Instruções das tarefas:
1 > Transforme em lista o parágrafo do trecho sobre ringtones que começa com "Um tempo mais tarde", mantendo os fatos principais.
2 > Retome o trecho sobre ringtones e continue a narrativa a partir do ponto em que ele para.

Trecho:
((
Meu passatempo era ficar fuçando no celular, trocando os ringtones, escolhendo o toque ideal para cada contato — minha mãe, meu pai, minha irmã, minha vó. Alguém compartilhou esses dias no instagram um meme que dizia algo assim: “o ano era 2005 e eu baixava milhares de ringtones, agora meu celular vive no silencioso”. Foi por isso que eu lembrei dessa história toda.

Um tempo mais tarde eu troquei esse samsung branquinho por uma versão atualizada do Nokia 2280, em que o Sky diver já era colorido. Esse modelo também gravava áudios pelo seu microfone e esses áudios podiam ser utilizados como toque de chamada. Usando as incríveis ferramentas da pirataria de MP3 com softwares como eMule, LimeWire, Ares, e afins eu baixei dezenas, centenas de músicas no meu computador, junto com uma infinidade de vírus, e gravei as músicas no meu celular a partir das caixas de som do computador.
))
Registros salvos
((
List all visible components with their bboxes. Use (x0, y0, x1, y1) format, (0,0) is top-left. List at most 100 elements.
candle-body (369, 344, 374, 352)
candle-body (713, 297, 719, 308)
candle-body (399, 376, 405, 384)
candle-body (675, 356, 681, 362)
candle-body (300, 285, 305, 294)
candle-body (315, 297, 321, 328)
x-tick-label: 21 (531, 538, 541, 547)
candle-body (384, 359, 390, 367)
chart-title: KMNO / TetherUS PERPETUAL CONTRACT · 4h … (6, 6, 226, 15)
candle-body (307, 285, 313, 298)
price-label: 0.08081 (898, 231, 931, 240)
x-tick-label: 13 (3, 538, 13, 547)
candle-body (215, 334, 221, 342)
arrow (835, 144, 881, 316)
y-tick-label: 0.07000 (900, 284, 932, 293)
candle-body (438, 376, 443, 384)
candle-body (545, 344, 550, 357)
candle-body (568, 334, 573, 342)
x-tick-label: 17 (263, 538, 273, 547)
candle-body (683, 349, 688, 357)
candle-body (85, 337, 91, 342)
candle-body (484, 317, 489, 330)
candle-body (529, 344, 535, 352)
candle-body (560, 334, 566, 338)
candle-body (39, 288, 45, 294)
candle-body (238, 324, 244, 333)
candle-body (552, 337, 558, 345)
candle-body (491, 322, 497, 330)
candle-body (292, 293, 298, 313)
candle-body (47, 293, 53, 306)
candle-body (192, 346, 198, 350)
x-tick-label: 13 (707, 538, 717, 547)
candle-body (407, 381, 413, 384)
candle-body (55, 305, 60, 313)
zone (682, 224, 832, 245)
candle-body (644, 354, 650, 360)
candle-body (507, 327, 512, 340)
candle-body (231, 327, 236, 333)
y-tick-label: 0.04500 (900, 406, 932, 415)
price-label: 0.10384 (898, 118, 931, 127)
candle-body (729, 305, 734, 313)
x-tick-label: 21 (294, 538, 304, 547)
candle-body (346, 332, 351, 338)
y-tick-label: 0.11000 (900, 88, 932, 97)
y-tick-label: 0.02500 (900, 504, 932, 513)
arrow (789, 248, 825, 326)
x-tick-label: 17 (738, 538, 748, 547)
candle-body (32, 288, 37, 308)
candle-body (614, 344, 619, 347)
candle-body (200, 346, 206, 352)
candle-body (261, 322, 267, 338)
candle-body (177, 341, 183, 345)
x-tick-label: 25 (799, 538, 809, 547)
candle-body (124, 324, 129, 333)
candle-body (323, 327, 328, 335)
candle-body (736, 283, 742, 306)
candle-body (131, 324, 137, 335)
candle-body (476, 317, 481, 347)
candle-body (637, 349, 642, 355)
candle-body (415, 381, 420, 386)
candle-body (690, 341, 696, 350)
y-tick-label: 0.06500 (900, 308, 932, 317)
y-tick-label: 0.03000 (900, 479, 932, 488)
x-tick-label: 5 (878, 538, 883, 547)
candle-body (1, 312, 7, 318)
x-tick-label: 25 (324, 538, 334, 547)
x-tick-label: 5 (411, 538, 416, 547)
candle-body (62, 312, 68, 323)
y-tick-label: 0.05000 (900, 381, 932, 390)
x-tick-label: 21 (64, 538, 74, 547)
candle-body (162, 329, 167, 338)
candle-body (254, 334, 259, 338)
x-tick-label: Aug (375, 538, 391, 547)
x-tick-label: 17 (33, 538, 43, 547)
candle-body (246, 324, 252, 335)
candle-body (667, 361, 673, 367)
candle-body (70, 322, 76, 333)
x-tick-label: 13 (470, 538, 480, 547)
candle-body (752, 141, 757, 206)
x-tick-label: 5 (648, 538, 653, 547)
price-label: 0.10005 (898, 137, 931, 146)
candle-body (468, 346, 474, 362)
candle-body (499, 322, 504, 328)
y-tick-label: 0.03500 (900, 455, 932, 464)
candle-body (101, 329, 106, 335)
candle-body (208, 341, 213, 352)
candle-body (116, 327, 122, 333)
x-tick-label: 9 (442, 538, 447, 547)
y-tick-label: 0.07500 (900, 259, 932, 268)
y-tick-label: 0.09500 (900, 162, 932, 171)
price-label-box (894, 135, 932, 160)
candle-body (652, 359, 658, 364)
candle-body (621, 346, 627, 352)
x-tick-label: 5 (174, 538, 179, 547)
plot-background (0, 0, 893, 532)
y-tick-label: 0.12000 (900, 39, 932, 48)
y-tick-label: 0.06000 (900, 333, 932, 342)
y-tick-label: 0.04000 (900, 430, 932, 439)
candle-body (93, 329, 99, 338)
))
Respostas do exercício:
1 >
- O samsung branquinho foi trocado por uma versão atualizada do Nokia 2280, com o Sky diver já colorido.
- Esse modelo gravava áudios pelo microfone, e os áudios podiam virar toque de chamada.
- Com programas de pirataria de MP3, como eMule, LimeWire e Ares, foram baixadas centenas de músicas no computador, junto com muitos vírus.
- As músicas foram gravadas no celular a partir das caixas de som do computador.

2 >
Assim eu tive meu primeiro toque que era uma música, e meu despertador também virou alguma música qualquer que eu, inevitavelmente, passei a odiar mais tarde.

Não perturbe

Talvez eu esteja enganado, mas eu acho que eu perdi esse Nokia. Esqueci em algum lugar e nunca mais o vi. E tomei um esporro do tamanho da minha cara de cu quando contei para a minha mãe.

Desde então os celulares foram evoluindo, avançando, e a presença dos aparelhos móveis na vida cotidiana se tornou imensa, indispensável.

Na escola era comum o envio de músicas pelo bluetooth. Quem tinha o famoso Motorola V3 era rei. Eu tive um Sony Ericsson Walkman que não tinha bluetooth, só infravermelho, então fui renegado no tráfico de músicas e vídeos engraçados.

Tive também um LG Chocolate.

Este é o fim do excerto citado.